PASSAGE SHOWN
Mert Şide is a Ph.D. Student at Texas Tech University, under the supervision of Prof. Yong Chen. He earned a bachelor's degree in Computer Engineering and a bachelor's degree (double major) in Industrial Engineering, both from Istanbul Okan University. He has been involved in microarchitectural security projects on GPUs. He is currently participating in a research project that offers a scalable global address space extension for High-Performance Computing (HPC) environments. His research interests include computer architecture and HPCs.



**Sridutt Bhalachandra** is a staff member in the Advanced Technologies Group (ATG) [NERSC] at the Lawrence Berkeley National Laboratory. He received his Ph.D. from the Computer Science department at the University of North Carolina-Chapel Hill in 2018, where he was a research assistant at Renaissance Computing Institute (RENCI). Before joining Berkeley Lab, he was a postdoctoral appointee in the Mathematics and Computer Science Division at Argonne National Laboratory.

Annotated element entries

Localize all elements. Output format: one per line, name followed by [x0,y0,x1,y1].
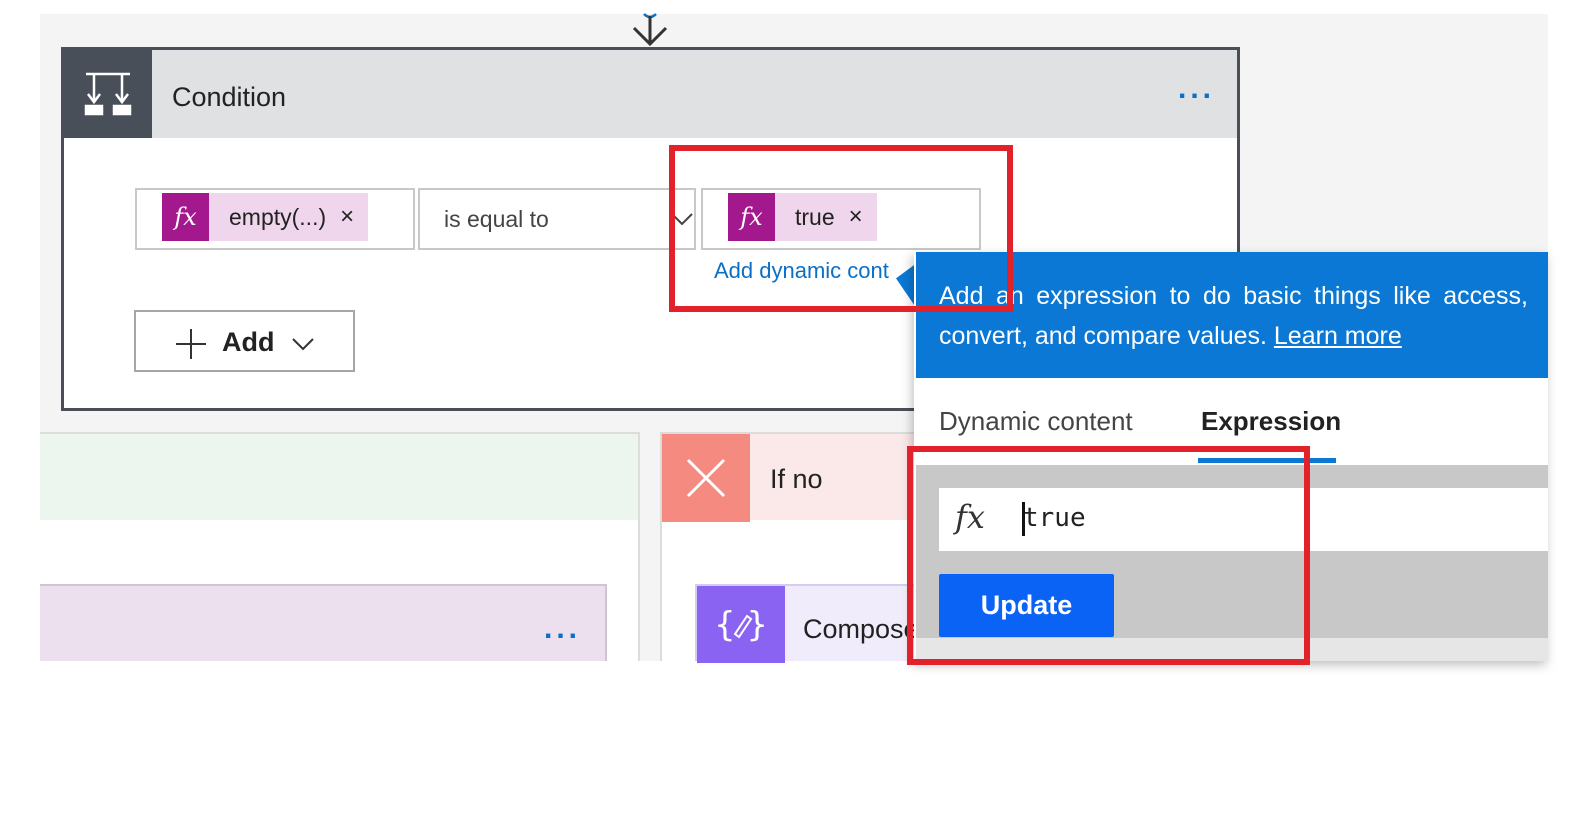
x-icon [662,434,750,522]
if-yes-header[interactable] [40,432,638,520]
left-operand-label: empty(...) [229,203,327,230]
operator-select[interactable]: is equal to [418,188,696,250]
left-operand-field[interactable]: fx empty(...) × [135,188,415,250]
if-no-header[interactable]: If no [662,432,920,522]
tab-dynamic-content[interactable]: Dynamic content [939,406,1133,437]
if-yes-branch: ... [40,432,640,661]
tab-expression[interactable]: Expression [1201,406,1341,437]
connector-arrow-icon [632,13,668,47]
fx-icon: fx [162,193,209,241]
highlight-box-token [669,145,1013,312]
plus-icon [176,329,206,359]
compose-action-card[interactable]: { } Compose [695,584,920,663]
yes-action-card[interactable]: ... [40,584,607,661]
left-operand-token[interactable]: fx empty(...) × [162,193,369,241]
close-icon[interactable]: × [326,205,368,229]
condition-title: Condition [172,82,287,112]
more-icon[interactable]: ... [1178,72,1215,106]
learn-more-link[interactable]: Learn more [1274,322,1402,350]
condition-icon [64,50,152,138]
more-icon[interactable]: ... [544,612,581,646]
compose-icon: { } [697,586,785,663]
popup-info-text: Add an expression to do basic things lik… [939,282,1528,350]
compose-title: Compose [803,614,919,644]
if-no-branch: If no { } Compose [660,432,920,663]
operator-value: is equal to [444,206,549,232]
if-no-title: If no [770,464,823,494]
condition-header[interactable]: Condition ... [64,50,1237,138]
highlight-box-expression [907,446,1310,665]
chevron-down-icon [292,338,314,351]
add-button[interactable]: Add [134,310,355,372]
add-button-label: Add [222,327,275,357]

WRITTEN REQUEST
Carry on the researcher bios from the point where they stop. These items have nothing to do with the researcher bios.

TASK RESULT
**Nicholas J. Wright** is the chief architect and the advanced technologies group lead at the National Energy Research Scientific Computing (NERSC) center. Most recently, he led the effort to optimize the architecture of the Perlmutter machine, the first NERSC platform designed to meet needs of both large scale simulation and data analysis from experimental facilities. His research interests are in performance analysis of HPC applications and architectures and he has published more than 40 papers in these areas. Nicholas has a Ph.D. from the University of Durham in computational

Chemistry and has been with NERSC since 2009



Yong Chen a Professor in the Computer Science Department of the Texas Tech University (TTU) in Lubbock, Texas. He is the founding Director of the Data-Intensive Scalable Computing Laboratory (DISCL). He is also the Site Director of the Cloud and Autonomic Computing Center at TTU (CAC@TTU) sponsored by the National Science Foundation IUCRC (Industry-University Cooperative Research Centers) Program. His research focuses on data-intensive computing, high-performance computing, parallel and distributed computing, cloud computing, computer architectures, and

systems software support for high-performance scientific computing/high-end enterprise computing.